## Task
Among the lines of the data, copy those that hold "marker".

*** Dataset extract ***

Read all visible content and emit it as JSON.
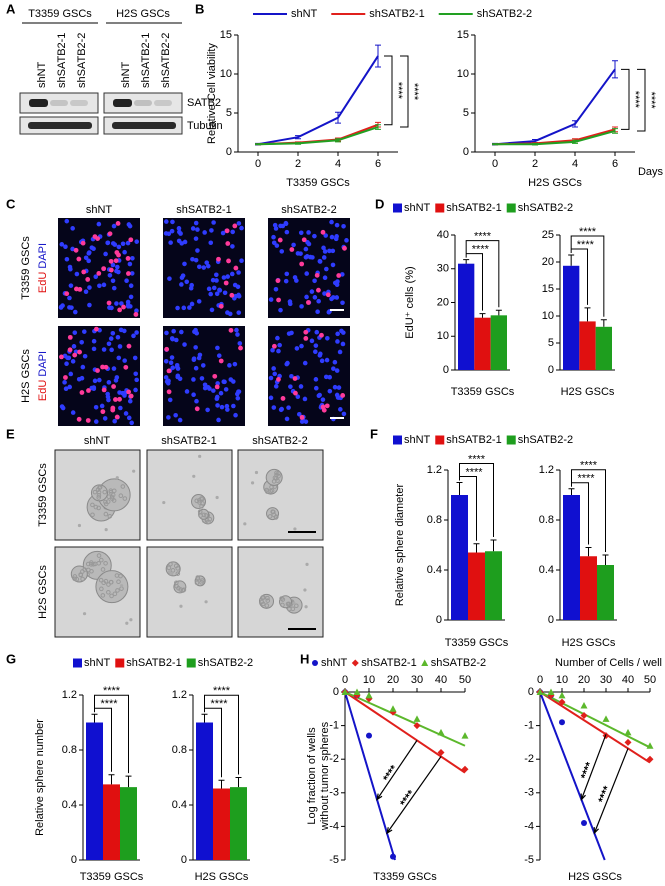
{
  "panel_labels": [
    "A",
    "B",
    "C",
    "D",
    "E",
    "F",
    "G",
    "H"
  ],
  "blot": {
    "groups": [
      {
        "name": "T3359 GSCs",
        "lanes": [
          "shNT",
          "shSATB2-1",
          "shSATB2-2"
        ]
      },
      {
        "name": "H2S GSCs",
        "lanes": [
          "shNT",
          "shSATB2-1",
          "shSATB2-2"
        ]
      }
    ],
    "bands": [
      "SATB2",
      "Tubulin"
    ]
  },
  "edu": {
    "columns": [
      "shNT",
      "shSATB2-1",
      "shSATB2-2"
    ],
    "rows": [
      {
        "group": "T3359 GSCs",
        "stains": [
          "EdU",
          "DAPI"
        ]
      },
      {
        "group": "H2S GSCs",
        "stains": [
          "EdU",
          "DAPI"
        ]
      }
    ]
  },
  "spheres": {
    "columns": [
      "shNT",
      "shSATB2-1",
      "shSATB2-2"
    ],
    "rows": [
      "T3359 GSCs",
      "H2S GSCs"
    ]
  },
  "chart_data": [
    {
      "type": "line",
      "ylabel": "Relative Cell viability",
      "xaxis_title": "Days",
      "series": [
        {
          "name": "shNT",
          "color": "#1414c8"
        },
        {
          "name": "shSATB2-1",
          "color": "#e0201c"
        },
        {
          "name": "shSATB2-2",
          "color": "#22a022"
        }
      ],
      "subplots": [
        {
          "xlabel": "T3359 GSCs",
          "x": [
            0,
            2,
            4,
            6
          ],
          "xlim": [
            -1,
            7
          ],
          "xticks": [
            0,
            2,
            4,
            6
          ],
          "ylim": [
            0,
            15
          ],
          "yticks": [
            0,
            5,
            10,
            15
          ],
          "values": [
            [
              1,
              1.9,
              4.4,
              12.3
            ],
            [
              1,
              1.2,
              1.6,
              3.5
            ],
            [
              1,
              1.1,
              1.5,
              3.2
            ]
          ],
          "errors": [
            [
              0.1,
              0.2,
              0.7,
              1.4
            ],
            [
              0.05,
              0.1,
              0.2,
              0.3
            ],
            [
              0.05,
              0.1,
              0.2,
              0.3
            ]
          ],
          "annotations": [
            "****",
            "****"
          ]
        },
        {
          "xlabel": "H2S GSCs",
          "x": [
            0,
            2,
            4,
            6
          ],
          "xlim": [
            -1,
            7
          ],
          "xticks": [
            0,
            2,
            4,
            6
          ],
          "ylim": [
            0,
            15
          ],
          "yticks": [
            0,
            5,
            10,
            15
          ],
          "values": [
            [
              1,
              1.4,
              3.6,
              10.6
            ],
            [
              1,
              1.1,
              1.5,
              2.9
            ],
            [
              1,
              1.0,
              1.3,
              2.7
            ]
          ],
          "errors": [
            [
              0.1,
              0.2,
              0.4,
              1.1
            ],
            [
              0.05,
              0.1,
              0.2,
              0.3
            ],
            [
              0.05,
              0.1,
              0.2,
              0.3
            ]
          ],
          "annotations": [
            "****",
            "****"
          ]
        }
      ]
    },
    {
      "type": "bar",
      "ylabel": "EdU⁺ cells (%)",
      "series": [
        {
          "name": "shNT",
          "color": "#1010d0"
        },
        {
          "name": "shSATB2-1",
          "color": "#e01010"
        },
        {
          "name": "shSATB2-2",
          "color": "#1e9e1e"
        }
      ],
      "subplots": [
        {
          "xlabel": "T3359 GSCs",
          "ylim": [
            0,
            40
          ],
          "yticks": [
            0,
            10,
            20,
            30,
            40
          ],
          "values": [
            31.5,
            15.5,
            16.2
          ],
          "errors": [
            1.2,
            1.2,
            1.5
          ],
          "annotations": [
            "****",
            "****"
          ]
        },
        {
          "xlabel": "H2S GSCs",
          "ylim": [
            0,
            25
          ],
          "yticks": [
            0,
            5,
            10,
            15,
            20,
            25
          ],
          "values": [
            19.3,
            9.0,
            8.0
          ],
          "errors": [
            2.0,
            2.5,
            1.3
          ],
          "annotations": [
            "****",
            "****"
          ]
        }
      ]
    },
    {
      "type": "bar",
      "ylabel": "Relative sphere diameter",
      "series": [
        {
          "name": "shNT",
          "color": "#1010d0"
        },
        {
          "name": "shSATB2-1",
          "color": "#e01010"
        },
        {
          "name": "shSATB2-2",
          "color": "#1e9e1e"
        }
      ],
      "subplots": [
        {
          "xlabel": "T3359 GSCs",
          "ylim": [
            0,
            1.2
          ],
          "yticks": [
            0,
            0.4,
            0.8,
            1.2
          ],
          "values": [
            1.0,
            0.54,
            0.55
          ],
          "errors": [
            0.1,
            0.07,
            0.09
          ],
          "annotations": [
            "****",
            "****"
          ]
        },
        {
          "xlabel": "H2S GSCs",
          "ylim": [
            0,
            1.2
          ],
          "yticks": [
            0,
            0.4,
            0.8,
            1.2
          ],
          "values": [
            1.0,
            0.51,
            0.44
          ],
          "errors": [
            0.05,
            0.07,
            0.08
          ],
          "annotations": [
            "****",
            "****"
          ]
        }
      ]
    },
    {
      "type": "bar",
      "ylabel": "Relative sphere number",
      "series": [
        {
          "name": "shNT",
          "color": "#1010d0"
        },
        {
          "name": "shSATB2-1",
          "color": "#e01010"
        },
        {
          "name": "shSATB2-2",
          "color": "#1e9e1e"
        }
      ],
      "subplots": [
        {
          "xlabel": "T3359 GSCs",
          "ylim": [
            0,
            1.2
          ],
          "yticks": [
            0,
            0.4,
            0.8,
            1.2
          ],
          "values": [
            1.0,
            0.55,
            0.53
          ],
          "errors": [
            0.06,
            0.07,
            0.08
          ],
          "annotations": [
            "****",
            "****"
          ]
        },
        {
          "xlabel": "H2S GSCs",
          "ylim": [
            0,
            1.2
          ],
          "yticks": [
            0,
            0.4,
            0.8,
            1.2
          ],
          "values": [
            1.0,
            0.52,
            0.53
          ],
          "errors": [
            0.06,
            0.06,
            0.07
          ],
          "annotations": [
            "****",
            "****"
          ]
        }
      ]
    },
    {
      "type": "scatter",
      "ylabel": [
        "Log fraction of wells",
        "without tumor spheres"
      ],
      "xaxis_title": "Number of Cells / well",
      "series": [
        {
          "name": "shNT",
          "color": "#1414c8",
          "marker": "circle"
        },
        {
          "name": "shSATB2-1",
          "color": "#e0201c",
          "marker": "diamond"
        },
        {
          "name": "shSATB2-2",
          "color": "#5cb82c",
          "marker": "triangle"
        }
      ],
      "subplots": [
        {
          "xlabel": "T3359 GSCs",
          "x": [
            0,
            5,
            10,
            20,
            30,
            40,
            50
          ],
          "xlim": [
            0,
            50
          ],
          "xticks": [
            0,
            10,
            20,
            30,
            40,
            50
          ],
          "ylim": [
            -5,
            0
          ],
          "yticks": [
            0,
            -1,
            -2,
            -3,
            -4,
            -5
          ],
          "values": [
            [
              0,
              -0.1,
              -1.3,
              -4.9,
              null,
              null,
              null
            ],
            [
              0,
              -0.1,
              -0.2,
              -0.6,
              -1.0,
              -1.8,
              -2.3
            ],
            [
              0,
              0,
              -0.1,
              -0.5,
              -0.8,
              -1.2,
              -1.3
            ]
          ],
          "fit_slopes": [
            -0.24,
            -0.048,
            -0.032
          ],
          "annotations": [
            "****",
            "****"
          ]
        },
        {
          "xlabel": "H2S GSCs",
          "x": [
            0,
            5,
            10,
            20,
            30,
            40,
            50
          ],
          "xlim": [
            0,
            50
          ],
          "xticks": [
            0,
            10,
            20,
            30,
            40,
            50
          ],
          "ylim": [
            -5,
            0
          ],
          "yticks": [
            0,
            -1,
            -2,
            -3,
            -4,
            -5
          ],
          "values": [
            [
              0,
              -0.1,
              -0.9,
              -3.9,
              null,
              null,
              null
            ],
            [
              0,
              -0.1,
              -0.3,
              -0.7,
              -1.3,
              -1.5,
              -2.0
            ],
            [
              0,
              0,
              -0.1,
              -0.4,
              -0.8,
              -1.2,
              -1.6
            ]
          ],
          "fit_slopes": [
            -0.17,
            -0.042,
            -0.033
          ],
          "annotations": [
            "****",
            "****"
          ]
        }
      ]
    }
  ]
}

*** End of Dataset extract ***

## Exercise result
          "marker": "circle"
          "marker": "diamond"
          "marker": "triangle"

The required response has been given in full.